▶ [WHAT YOU SHOULD DO]: Starting at the line containing "nav-docs-label: Docs: [1025, 84, 1062, 101]" and ending after the line containing "error-code: 404: [831, 260, 1072, 393]", give those lines again with "interactable" swapped for "clickable" and nothing else altered.

(Layout dataset entries)
┌────────
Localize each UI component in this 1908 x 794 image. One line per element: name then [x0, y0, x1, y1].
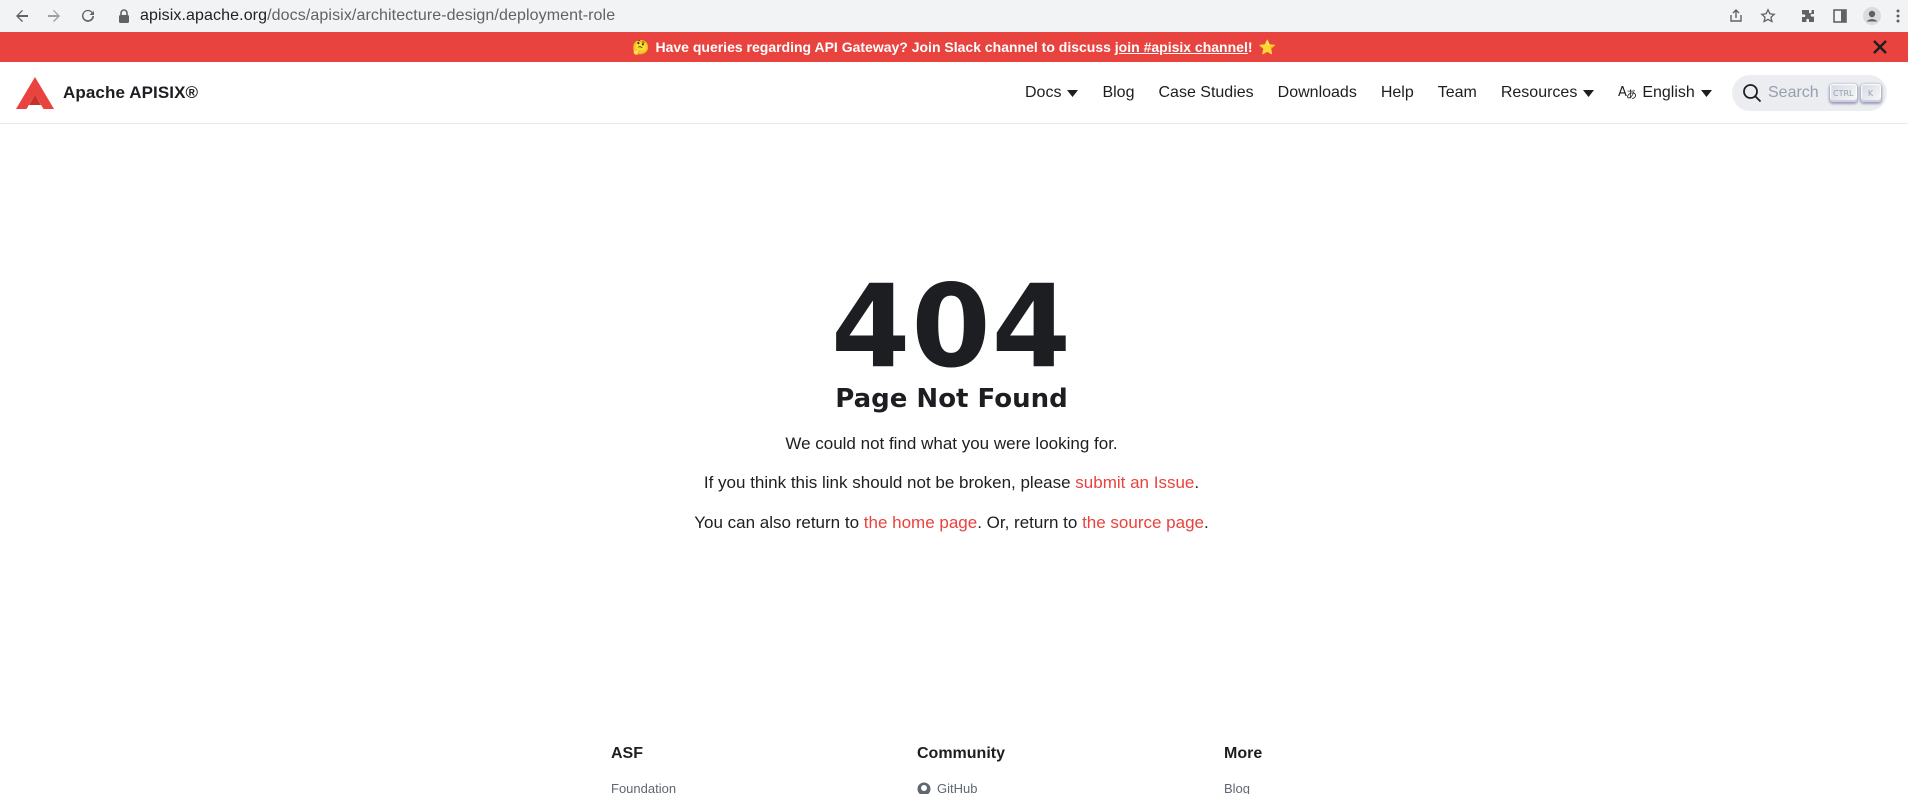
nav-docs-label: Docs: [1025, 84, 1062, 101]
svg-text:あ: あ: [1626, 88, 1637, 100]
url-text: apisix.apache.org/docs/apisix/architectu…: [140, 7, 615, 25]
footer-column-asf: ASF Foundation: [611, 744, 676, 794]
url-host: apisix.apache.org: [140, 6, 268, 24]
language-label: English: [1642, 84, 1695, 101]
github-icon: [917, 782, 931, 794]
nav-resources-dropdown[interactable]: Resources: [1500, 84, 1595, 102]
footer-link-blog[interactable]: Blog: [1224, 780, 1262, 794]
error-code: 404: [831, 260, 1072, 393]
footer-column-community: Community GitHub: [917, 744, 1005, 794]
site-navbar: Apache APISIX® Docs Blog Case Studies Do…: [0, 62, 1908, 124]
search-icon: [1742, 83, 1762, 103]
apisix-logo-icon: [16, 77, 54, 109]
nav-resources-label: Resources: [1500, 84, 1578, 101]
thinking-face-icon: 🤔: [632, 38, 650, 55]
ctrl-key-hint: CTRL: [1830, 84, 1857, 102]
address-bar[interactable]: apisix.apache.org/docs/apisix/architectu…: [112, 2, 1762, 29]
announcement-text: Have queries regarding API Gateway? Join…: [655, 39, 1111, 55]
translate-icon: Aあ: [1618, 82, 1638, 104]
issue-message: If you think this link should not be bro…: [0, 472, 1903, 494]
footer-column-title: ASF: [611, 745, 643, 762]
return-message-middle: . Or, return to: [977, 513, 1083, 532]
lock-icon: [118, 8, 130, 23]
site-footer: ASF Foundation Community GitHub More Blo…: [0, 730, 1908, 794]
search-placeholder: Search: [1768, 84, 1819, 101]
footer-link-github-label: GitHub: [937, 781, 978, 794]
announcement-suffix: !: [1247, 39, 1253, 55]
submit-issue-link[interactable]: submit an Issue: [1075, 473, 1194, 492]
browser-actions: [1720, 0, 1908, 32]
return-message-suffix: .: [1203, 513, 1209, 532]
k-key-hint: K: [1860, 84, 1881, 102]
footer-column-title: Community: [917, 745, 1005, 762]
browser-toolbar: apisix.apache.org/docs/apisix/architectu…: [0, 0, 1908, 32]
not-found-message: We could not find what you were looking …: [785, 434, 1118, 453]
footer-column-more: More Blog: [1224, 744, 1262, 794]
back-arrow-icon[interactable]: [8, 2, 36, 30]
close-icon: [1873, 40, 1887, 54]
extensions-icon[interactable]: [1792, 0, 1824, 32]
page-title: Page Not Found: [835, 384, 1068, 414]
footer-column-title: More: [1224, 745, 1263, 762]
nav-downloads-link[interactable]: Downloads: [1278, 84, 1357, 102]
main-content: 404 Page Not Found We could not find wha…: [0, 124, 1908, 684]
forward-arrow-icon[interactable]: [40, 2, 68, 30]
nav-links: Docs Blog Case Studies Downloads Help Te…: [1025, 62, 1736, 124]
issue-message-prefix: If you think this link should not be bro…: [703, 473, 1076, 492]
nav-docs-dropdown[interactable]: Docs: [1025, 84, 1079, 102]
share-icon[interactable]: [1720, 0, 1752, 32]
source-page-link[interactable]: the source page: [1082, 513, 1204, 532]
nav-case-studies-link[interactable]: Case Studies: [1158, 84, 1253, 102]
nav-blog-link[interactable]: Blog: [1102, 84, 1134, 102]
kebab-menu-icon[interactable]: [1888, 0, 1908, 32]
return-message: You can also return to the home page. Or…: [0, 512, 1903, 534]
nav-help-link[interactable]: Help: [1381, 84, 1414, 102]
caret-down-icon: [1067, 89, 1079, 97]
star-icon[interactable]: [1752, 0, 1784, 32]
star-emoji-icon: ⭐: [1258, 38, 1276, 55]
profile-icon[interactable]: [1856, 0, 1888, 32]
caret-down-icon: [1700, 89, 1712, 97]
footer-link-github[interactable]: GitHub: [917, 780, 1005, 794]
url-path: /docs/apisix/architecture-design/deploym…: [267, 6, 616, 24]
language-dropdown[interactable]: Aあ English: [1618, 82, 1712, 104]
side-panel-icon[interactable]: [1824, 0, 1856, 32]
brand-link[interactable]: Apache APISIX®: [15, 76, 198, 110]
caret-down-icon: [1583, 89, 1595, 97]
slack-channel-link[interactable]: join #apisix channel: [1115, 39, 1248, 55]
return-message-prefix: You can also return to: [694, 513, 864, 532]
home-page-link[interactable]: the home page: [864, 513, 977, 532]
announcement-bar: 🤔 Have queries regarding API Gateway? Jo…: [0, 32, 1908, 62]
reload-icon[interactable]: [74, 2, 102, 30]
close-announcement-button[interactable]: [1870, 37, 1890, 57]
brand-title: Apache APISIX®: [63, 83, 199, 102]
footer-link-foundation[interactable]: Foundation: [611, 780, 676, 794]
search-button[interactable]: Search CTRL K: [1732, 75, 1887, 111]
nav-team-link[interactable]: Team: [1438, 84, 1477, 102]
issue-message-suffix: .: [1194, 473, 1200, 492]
└────────
▶ [ANSWER]:
nav-docs-label: Docs: [1025, 84, 1062, 101]
svg-text:あ: あ: [1626, 88, 1637, 100]
url-text: apisix.apache.org/docs/apisix/architectu…: [140, 7, 615, 25]
footer-column-asf: ASF Foundation: [611, 744, 676, 794]
url-host: apisix.apache.org: [140, 6, 268, 24]
language-label: English: [1642, 84, 1695, 101]
github-icon: [917, 782, 931, 794]
nav-resources-dropdown[clickable]: Resources: [1500, 84, 1595, 102]
footer-link-blog[clickable]: Blog: [1224, 780, 1262, 794]
error-code: 404: [831, 260, 1072, 393]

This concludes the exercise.